____ DATASET RECORDS

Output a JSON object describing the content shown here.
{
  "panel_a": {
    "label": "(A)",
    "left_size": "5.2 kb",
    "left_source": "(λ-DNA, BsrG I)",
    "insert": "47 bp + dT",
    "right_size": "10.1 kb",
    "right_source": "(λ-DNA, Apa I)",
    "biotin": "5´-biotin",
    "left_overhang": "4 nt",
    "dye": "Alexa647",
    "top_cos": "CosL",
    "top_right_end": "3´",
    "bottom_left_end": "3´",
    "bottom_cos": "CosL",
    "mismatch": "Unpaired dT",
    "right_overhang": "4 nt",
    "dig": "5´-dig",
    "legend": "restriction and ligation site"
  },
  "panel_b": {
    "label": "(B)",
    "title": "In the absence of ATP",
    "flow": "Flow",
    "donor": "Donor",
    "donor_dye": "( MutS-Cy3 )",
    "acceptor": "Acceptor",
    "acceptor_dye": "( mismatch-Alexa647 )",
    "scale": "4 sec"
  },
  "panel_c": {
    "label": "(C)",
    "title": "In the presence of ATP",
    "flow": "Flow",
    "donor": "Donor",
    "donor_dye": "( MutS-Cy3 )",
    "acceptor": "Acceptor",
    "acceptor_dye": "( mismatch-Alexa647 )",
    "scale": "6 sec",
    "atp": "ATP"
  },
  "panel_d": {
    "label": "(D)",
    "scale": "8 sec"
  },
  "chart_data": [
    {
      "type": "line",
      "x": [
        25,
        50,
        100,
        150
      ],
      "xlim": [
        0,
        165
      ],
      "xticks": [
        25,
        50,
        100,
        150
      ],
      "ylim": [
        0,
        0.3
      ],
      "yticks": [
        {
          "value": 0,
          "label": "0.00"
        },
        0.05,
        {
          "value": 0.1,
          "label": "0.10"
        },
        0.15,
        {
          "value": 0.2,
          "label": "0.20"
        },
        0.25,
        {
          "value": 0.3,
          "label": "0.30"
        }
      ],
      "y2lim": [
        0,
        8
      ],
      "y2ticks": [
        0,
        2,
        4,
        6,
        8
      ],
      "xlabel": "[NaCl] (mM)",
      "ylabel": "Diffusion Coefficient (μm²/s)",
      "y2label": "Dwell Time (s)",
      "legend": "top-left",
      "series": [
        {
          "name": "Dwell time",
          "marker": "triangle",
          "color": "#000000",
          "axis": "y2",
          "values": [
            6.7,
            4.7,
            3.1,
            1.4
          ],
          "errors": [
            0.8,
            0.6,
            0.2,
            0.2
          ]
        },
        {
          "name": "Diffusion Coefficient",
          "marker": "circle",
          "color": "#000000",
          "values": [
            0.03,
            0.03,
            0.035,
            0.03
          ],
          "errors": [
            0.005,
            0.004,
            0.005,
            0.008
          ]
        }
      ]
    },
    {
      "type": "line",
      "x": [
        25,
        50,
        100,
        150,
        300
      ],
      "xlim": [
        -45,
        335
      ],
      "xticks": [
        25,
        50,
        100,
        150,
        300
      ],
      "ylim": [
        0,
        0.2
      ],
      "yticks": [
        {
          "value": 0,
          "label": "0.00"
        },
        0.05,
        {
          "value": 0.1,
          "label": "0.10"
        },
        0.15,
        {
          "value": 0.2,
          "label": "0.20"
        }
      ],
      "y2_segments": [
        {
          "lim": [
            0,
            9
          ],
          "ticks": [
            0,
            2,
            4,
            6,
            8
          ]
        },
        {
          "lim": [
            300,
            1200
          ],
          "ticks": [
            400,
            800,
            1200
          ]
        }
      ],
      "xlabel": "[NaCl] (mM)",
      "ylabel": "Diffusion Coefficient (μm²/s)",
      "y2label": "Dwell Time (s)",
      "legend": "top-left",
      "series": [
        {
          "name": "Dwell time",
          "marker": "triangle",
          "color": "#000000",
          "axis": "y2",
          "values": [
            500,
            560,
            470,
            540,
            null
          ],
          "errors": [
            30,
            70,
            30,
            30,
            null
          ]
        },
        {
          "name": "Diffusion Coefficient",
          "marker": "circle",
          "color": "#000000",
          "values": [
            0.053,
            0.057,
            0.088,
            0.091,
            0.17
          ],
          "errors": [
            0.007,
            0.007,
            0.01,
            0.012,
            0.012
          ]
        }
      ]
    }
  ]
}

________

WHAT IS NEEDED:
Word for word, restate all of the data shown above.

ANSWER FOR THE TASK:
Output a JSON object describing the content shown here.
{
  "panel_a": {
    "label": "(A)",
    "left_size": "5.2 kb",
    "left_source": "(λ-DNA, BsrG I)",
    "insert": "47 bp + dT",
    "right_size": "10.1 kb",
    "right_source": "(λ-DNA, Apa I)",
    "biotin": "5´-biotin",
    "left_overhang": "4 nt",
    "dye": "Alexa647",
    "top_cos": "CosL",
    "top_right_end": "3´",
    "bottom_left_end": "3´",
    "bottom_cos": "CosL",
    "mismatch": "Unpaired dT",
    "right_overhang": "4 nt",
    "dig": "5´-dig",
    "legend": "restriction and ligation site"
  },
  "panel_b": {
    "label": "(B)",
    "title": "In the absence of ATP",
    "flow": "Flow",
    "donor": "Donor",
    "donor_dye": "( MutS-Cy3 )",
    "acceptor": "Acceptor",
    "acceptor_dye": "( mismatch-Alexa647 )",
    "scale": "4 sec"
  },
  "panel_c": {
    "label": "(C)",
    "title": "In the presence of ATP",
    "flow": "Flow",
    "donor": "Donor",
    "donor_dye": "( MutS-Cy3 )",
    "acceptor": "Acceptor",
    "acceptor_dye": "( mismatch-Alexa647 )",
    "scale": "6 sec",
    "atp": "ATP"
  },
  "panel_d": {
    "label": "(D)",
    "scale": "8 sec"
  },
  "chart_data": [
    {
      "type": "line",
      "x": [
        25,
        50,
        100,
        150
      ],
      "xlim": [
        0,
        165
      ],
      "xticks": [
        25,
        50,
        100,
        150
      ],
      "ylim": [
        0,
        0.3
      ],
      "yticks": [
        {
          "value": 0,
          "label": "0.00"
        },
        0.05,
        {
          "value": 0.1,
          "label": "0.10"
        },
        0.15,
        {
          "value": 0.2,
          "label": "0.20"
        },
        0.25,
        {
          "value": 0.3,
          "label": "0.30"
        }
      ],
      "y2lim": [
        0,
        8
      ],
      "y2ticks": [
        0,
        2,
        4,
        6,
        8
      ],
      "xlabel": "[NaCl] (mM)",
      "ylabel": "Diffusion Coefficient (μm²/s)",
      "y2label": "Dwell Time (s)",
      "legend": "top-left",
      "series": [
        {
          "name": "Dwell time",
          "marker": "triangle",
          "color": "#000000",
          "axis": "y2",
          "values": [
            6.7,
            4.7,
            3.1,
            1.4
          ],
          "errors": [
            0.8,
            0.6,
            0.2,
            0.2
          ]
        },
        {
          "name": "Diffusion Coefficient",
          "marker": "circle",
          "color": "#000000",
          "values": [
            0.03,
            0.03,
            0.035,
            0.03
          ],
          "errors": [
            0.005,
            0.004,
            0.005,
            0.008
          ]
        }
      ]
    },
    {
      "type": "line",
      "x": [
        25,
        50,
        100,
        150,
        300
      ],
      "xlim": [
        -45,
        335
      ],
      "xticks": [
        25,
        50,
        100,
        150,
        300
      ],
      "ylim": [
        0,
        0.2
      ],
      "yticks": [
        {
          "value": 0,
          "label": "0.00"
        },
        0.05,
        {
          "value": 0.1,
          "label": "0.10"
        },
        0.15,
        {
          "value": 0.2,
          "label": "0.20"
        }
      ],
      "y2_segments": [
        {
          "lim": [
            0,
            9
          ],
          "ticks": [
            0,
            2,
            4,
            6,
            8
          ]
        },
        {
          "lim": [
            300,
            1200
          ],
          "ticks": [
            400,
            800,
            1200
          ]
        }
      ],
      "xlabel": "[NaCl] (mM)",
      "ylabel": "Diffusion Coefficient (μm²/s)",
      "y2label": "Dwell Time (s)",
      "legend": "top-left",
      "series": [
        {
          "name": "Dwell time",
          "marker": "triangle",
          "color": "#000000",
          "axis": "y2",
          "values": [
            500,
            560,
            470,
            540,
            null
          ],
          "errors": [
            30,
            70,
            30,
            30,
            null
          ]
        },
        {
          "name": "Diffusion Coefficient",
          "marker": "circle",
          "color": "#000000",
          "values": [
            0.053,
            0.057,
            0.088,
            0.091,
            0.17
          ],
          "errors": [
            0.007,
            0.007,
            0.01,
            0.012,
            0.012
          ]
        }
      ]
    }
  ]
}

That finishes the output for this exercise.